SELECTED EXTRACT:
--- START ---
By Thomas J. Ryan

Finish Line Inc. said it will take a goodwill impairment charge in its third quarter of approximately $44 million to write off JackRabbit, confirming reports earlier in the month that it would try to sell the specialty running business that has fallen short of its expectations.

On November 14, Finish Line said it had hired Peter J. Solomon Company LLC as its financial advisor to help explore a sale. “After a comprehensive review, the company believes its long-term growth strategy and profitability improvement plans align with simplifying the business to focus on the Finish Line brand and has decided to evaluate possible alternatives for JackRabbit, including a potential sale,” officials said in a statement.

Finish Line said there’s no definitive timeline or assurance that the process would result in a sale transaction, adding that the company does not intend to provide any further updates until the board approves a final decision.

The for-sale confirmation comes as the JackRabbit business is improving but still underperforming since it was launched about four years ago with a bold ambition to consolidate the run specialty channel. On its second-quarter conference call held on September 23, Finish Line’s officials indicated that it planned to make a decision on whether to continue investing in JackRabbit or divest the chain by the end of its fiscal year. The $44 million charge represents all of the goodwill allotted to JackRabbit on Finish Line’s balance sheet that stemmed from JackRabbit’s many acquisitions.

Finish Line formed the Running Specialty Group (RSG), the predecessor name to JackRabbit, in 2011 after purchasing an 18-store chain for $8.5 million operating under The Running Company banner. It subsequently acquired multiple run specialty stores across the country to create the second-largest run specialty group in the U.S. It had 70 stores in operation at the close of its second quarter.
--- END ---
USING THE INFORMATION:
1/ Reproduce the part of the JackRabbit article that begins at the words "Finish Line Inc." and stops after the words "in a statement.".
2/ According to the JackRabbit article, how much did Finish Line pay for the 18-store chain it bought in 2011?
The rows after this point are separate material with no connection to the JackRabbit article.

(Page segmentation data)
--- START ---
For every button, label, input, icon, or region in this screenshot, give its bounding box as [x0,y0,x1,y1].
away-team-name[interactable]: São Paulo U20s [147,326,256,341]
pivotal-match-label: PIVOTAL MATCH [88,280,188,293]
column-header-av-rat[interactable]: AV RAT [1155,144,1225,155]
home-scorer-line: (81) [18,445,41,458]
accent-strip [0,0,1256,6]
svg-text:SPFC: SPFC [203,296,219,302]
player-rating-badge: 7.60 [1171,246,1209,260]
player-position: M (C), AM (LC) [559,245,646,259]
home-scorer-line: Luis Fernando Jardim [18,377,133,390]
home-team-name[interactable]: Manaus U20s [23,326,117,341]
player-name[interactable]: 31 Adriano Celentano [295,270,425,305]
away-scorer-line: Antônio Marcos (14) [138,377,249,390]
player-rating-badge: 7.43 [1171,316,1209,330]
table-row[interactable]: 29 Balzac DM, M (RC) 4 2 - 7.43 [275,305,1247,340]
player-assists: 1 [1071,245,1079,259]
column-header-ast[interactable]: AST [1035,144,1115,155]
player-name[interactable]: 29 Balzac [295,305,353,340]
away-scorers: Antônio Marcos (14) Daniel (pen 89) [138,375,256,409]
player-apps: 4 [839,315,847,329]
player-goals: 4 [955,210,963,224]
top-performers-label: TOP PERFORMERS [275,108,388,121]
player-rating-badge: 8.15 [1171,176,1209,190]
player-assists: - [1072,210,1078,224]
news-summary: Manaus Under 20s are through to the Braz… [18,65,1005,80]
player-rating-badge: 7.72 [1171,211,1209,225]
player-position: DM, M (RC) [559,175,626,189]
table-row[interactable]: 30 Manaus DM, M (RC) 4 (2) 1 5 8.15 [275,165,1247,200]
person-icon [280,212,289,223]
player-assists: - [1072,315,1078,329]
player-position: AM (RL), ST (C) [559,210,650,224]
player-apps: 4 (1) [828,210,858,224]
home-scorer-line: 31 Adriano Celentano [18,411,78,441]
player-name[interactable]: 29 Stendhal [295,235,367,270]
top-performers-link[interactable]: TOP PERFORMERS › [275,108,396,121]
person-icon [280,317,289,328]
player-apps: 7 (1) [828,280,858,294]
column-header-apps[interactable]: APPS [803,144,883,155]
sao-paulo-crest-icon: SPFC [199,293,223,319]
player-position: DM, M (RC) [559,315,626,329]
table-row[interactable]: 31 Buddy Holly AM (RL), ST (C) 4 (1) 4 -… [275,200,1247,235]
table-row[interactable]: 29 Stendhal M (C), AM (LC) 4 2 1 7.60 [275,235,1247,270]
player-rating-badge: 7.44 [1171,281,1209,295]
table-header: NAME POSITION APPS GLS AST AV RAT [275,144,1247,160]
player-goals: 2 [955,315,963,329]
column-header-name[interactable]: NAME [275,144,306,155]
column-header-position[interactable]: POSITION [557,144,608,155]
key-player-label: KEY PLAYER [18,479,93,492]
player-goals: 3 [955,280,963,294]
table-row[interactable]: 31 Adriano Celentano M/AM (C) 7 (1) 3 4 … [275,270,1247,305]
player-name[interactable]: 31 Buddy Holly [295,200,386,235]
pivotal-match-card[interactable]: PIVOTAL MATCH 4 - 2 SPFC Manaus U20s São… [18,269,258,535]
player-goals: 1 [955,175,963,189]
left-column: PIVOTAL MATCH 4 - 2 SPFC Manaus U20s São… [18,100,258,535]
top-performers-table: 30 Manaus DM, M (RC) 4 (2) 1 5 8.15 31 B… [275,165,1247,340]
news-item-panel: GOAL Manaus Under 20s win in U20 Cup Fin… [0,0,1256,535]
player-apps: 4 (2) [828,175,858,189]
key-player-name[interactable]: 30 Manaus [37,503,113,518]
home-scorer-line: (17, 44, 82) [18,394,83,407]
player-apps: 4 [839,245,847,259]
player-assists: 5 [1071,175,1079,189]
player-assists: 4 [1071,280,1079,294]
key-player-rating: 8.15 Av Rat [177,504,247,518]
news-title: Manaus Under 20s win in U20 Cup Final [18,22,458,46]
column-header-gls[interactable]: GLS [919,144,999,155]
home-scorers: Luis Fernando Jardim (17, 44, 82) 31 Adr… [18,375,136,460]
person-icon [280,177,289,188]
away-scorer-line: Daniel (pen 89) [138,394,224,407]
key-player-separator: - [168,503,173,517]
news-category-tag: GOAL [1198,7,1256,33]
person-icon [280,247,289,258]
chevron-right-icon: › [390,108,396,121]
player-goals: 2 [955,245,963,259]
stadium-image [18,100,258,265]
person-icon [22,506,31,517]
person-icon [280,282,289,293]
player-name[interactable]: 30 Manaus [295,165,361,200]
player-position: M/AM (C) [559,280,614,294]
--- END ---
SOLUTIONS BY TASK:
1/
Finish Line Inc. said it will take a goodwill impairment charge in its third quarter of approximately $44 million to write off JackRabbit, confirming reports earlier in the month that it would try to sell the specialty running business that has fallen short of its expectations.

On November 14, Finish Line said it had hired Peter J. Solomon Company LLC as its financial advisor to help explore a sale. “After a comprehensive review, the company believes its long-term growth strategy and profitability improvement plans align with simplifying the business to focus on the Finish Line brand and has decided to evaluate possible alternatives for JackRabbit, including a potential sale,” officials said in a statement.

2/ $8.5 million